**ROWS**

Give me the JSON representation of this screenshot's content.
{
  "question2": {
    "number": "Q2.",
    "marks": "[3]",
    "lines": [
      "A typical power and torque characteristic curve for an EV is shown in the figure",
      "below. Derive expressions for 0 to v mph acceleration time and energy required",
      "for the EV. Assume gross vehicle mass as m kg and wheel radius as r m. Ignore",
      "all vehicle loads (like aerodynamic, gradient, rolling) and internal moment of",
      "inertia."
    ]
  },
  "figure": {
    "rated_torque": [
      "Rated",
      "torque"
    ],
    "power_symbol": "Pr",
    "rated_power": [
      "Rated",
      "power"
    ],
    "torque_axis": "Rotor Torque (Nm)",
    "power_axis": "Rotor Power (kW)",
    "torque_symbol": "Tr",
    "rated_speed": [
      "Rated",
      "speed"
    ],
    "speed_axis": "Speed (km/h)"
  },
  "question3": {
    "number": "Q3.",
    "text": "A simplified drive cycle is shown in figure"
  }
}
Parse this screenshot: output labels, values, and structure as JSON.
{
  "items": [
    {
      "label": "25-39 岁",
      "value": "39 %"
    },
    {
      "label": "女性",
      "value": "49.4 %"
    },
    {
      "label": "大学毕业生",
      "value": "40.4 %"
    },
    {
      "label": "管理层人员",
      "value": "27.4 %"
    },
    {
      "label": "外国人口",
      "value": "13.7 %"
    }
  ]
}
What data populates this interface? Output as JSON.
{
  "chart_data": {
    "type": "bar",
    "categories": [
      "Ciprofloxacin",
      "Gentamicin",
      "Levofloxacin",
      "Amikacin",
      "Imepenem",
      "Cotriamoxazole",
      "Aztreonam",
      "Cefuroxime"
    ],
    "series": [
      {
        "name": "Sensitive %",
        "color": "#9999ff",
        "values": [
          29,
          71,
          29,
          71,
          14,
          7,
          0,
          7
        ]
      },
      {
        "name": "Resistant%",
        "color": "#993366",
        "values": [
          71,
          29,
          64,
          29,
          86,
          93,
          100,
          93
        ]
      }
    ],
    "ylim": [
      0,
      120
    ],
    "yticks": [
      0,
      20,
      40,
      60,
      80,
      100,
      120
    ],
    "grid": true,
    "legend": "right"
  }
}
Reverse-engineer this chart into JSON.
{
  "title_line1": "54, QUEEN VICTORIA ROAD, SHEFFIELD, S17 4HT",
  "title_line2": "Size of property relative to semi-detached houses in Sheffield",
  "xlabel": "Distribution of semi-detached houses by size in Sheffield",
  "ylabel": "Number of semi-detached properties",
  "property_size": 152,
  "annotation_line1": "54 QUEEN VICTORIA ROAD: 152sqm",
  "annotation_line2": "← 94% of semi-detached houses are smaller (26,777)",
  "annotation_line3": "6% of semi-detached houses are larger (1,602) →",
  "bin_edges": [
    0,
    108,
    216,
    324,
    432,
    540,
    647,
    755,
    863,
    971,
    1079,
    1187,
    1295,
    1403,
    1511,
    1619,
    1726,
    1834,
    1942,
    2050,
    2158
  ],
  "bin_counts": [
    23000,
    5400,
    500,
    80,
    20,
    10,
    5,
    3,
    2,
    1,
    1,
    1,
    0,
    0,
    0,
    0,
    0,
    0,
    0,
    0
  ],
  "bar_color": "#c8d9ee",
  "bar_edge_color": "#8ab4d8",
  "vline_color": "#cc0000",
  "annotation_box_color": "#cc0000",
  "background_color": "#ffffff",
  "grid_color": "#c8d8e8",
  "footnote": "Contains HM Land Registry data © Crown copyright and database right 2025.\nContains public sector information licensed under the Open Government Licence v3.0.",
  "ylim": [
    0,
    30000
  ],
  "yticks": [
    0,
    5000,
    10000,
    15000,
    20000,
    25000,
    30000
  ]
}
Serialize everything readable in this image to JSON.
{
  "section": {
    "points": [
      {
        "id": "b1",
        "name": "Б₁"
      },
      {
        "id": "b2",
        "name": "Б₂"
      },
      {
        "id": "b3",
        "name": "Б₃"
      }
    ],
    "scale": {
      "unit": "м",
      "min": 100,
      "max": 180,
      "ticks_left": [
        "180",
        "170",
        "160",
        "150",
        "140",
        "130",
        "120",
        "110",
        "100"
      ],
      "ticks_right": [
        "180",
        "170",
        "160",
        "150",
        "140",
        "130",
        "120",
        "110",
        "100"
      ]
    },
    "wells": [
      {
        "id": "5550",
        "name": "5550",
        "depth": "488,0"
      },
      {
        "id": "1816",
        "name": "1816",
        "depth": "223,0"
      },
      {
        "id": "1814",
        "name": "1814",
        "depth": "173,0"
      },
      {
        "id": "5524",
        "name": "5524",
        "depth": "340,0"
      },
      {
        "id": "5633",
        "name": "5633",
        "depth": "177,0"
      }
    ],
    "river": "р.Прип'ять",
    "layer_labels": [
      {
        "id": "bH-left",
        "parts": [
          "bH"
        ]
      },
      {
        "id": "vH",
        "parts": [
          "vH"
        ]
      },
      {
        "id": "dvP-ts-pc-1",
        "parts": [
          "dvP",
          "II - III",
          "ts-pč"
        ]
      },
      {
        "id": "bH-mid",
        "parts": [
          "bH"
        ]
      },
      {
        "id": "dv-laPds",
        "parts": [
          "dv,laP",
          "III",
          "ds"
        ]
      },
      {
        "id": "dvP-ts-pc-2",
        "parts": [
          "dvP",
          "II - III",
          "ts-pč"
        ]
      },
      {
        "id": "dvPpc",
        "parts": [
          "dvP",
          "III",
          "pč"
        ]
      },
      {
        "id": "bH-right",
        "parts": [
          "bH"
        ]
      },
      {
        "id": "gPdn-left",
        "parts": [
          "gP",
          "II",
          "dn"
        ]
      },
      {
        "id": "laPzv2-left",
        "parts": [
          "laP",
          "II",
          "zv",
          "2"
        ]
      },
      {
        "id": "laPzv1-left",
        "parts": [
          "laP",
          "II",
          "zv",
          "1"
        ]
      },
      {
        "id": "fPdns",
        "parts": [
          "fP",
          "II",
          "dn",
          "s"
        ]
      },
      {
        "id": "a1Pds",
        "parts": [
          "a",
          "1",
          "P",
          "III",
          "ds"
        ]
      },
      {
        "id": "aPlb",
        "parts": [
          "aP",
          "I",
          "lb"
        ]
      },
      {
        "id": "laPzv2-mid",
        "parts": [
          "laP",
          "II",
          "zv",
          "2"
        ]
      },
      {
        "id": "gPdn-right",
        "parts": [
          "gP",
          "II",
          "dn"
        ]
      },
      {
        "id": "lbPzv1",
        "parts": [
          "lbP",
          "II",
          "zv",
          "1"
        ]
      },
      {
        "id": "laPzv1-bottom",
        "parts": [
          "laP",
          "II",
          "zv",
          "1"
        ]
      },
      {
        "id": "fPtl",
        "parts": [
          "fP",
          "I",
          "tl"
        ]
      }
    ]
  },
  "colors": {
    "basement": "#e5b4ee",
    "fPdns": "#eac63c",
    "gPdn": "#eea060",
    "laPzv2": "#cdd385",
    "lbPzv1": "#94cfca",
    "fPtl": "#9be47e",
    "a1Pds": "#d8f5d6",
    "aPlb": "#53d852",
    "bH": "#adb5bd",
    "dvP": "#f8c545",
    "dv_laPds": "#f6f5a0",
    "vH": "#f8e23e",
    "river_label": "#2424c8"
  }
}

**WORK TO BE COMPLETED**
Write out all the data again, exactly as it appears.

**TASK SOLUTION**
Give me the JSON representation of this screenshot's content.
{
  "question2": {
    "number": "Q2.",
    "marks": "[3]",
    "lines": [
      "A typical power and torque characteristic curve for an EV is shown in the figure",
      "below. Derive expressions for 0 to v mph acceleration time and energy required",
      "for the EV. Assume gross vehicle mass as m kg and wheel radius as r m. Ignore",
      "all vehicle loads (like aerodynamic, gradient, rolling) and internal moment of",
      "inertia."
    ]
  },
  "figure": {
    "rated_torque": [
      "Rated",
      "torque"
    ],
    "power_symbol": "Pr",
    "rated_power": [
      "Rated",
      "power"
    ],
    "torque_axis": "Rotor Torque (Nm)",
    "power_axis": "Rotor Power (kW)",
    "torque_symbol": "Tr",
    "rated_speed": [
      "Rated",
      "speed"
    ],
    "speed_axis": "Speed (km/h)"
  },
  "question3": {
    "number": "Q3.",
    "text": "A simplified drive cycle is shown in figure"
  }
}
Parse this screenshot: output labels, values, and structure as JSON.
{
  "items": [
    {
      "label": "25-39 岁",
      "value": "39 %"
    },
    {
      "label": "女性",
      "value": "49.4 %"
    },
    {
      "label": "大学毕业生",
      "value": "40.4 %"
    },
    {
      "label": "管理层人员",
      "value": "27.4 %"
    },
    {
      "label": "外国人口",
      "value": "13.7 %"
    }
  ]
}
What data populates this interface? Output as JSON.
{
  "chart_data": {
    "type": "bar",
    "categories": [
      "Ciprofloxacin",
      "Gentamicin",
      "Levofloxacin",
      "Amikacin",
      "Imepenem",
      "Cotriamoxazole",
      "Aztreonam",
      "Cefuroxime"
    ],
    "series": [
      {
        "name": "Sensitive %",
        "color": "#9999ff",
        "values": [
          29,
          71,
          29,
          71,
          14,
          7,
          0,
          7
        ]
      },
      {
        "name": "Resistant%",
        "color": "#993366",
        "values": [
          71,
          29,
          64,
          29,
          86,
          93,
          100,
          93
        ]
      }
    ],
    "ylim": [
      0,
      120
    ],
    "yticks": [
      0,
      20,
      40,
      60,
      80,
      100,
      120
    ],
    "grid": true,
    "legend": "right"
  }
}
Reverse-engineer this chart into JSON.
{
  "title_line1": "54, QUEEN VICTORIA ROAD, SHEFFIELD, S17 4HT",
  "title_line2": "Size of property relative to semi-detached houses in Sheffield",
  "xlabel": "Distribution of semi-detached houses by size in Sheffield",
  "ylabel": "Number of semi-detached properties",
  "property_size": 152,
  "annotation_line1": "54 QUEEN VICTORIA ROAD: 152sqm",
  "annotation_line2": "← 94% of semi-detached houses are smaller (26,777)",
  "annotation_line3": "6% of semi-detached houses are larger (1,602) →",
  "bin_edges": [
    0,
    108,
    216,
    324,
    432,
    540,
    647,
    755,
    863,
    971,
    1079,
    1187,
    1295,
    1403,
    1511,
    1619,
    1726,
    1834,
    1942,
    2050,
    2158
  ],
  "bin_counts": [
    23000,
    5400,
    500,
    80,
    20,
    10,
    5,
    3,
    2,
    1,
    1,
    1,
    0,
    0,
    0,
    0,
    0,
    0,
    0,
    0
  ],
  "bar_color": "#c8d9ee",
  "bar_edge_color": "#8ab4d8",
  "vline_color": "#cc0000",
  "annotation_box_color": "#cc0000",
  "background_color": "#ffffff",
  "grid_color": "#c8d8e8",
  "footnote": "Contains HM Land Registry data © Crown copyright and database right 2025.\nContains public sector information licensed under the Open Government Licence v3.0.",
  "ylim": [
    0,
    30000
  ],
  "yticks": [
    0,
    5000,
    10000,
    15000,
    20000,
    25000,
    30000
  ]
}
Serialize everything readable in this image to JSON.
{
  "section": {
    "points": [
      {
        "id": "b1",
        "name": "Б₁"
      },
      {
        "id": "b2",
        "name": "Б₂"
      },
      {
        "id": "b3",
        "name": "Б₃"
      }
    ],
    "scale": {
      "unit": "м",
      "min": 100,
      "max": 180,
      "ticks_left": [
        "180",
        "170",
        "160",
        "150",
        "140",
        "130",
        "120",
        "110",
        "100"
      ],
      "ticks_right": [
        "180",
        "170",
        "160",
        "150",
        "140",
        "130",
        "120",
        "110",
        "100"
      ]
    },
    "wells": [
      {
        "id": "5550",
        "name": "5550",
        "depth": "488,0"
      },
      {
        "id": "1816",
        "name": "1816",
        "depth": "223,0"
      },
      {
        "id": "1814",
        "name": "1814",
        "depth": "173,0"
      },
      {
        "id": "5524",
        "name": "5524",
        "depth": "340,0"
      },
      {
        "id": "5633",
        "name": "5633",
        "depth": "177,0"
      }
    ],
    "river": "р.Прип'ять",
    "layer_labels": [
      {
        "id": "bH-left",
        "parts": [
          "bH"
        ]
      },
      {
        "id": "vH",
        "parts": [
          "vH"
        ]
      },
      {
        "id": "dvP-ts-pc-1",
        "parts": [
          "dvP",
          "II - III",
          "ts-pč"
        ]
      },
      {
        "id": "bH-mid",
        "parts": [
          "bH"
        ]
      },
      {
        "id": "dv-laPds",
        "parts": [
          "dv,laP",
          "III",
          "ds"
        ]
      },
      {
        "id": "dvP-ts-pc-2",
        "parts": [
          "dvP",
          "II - III",
          "ts-pč"
        ]
      },
      {
        "id": "dvPpc",
        "parts": [
          "dvP",
          "III",
          "pč"
        ]
      },
      {
        "id": "bH-right",
        "parts": [
          "bH"
        ]
      },
      {
        "id": "gPdn-left",
        "parts": [
          "gP",
          "II",
          "dn"
        ]
      },
      {
        "id": "laPzv2-left",
        "parts": [
          "laP",
          "II",
          "zv",
          "2"
        ]
      },
      {
        "id": "laPzv1-left",
        "parts": [
          "laP",
          "II",
          "zv",
          "1"
        ]
      },
      {
        "id": "fPdns",
        "parts": [
          "fP",
          "II",
          "dn",
          "s"
        ]
      },
      {
        "id": "a1Pds",
        "parts": [
          "a",
          "1",
          "P",
          "III",
          "ds"
        ]
      },
      {
        "id": "aPlb",
        "parts": [
          "aP",
          "I",
          "lb"
        ]
      },
      {
        "id": "laPzv2-mid",
        "parts": [
          "laP",
          "II",
          "zv",
          "2"
        ]
      },
      {
        "id": "gPdn-right",
        "parts": [
          "gP",
          "II",
          "dn"
        ]
      },
      {
        "id": "lbPzv1",
        "parts": [
          "lbP",
          "II",
          "zv",
          "1"
        ]
      },
      {
        "id": "laPzv1-bottom",
        "parts": [
          "laP",
          "II",
          "zv",
          "1"
        ]
      },
      {
        "id": "fPtl",
        "parts": [
          "fP",
          "I",
          "tl"
        ]
      }
    ]
  },
  "colors": {
    "basement": "#e5b4ee",
    "fPdns": "#eac63c",
    "gPdn": "#eea060",
    "laPzv2": "#cdd385",
    "lbPzv1": "#94cfca",
    "fPtl": "#9be47e",
    "a1Pds": "#d8f5d6",
    "aPlb": "#53d852",
    "bH": "#adb5bd",
    "dvP": "#f8c545",
    "dv_laPds": "#f6f5a0",
    "vH": "#f8e23e",
    "river_label": "#2424c8"
  }
}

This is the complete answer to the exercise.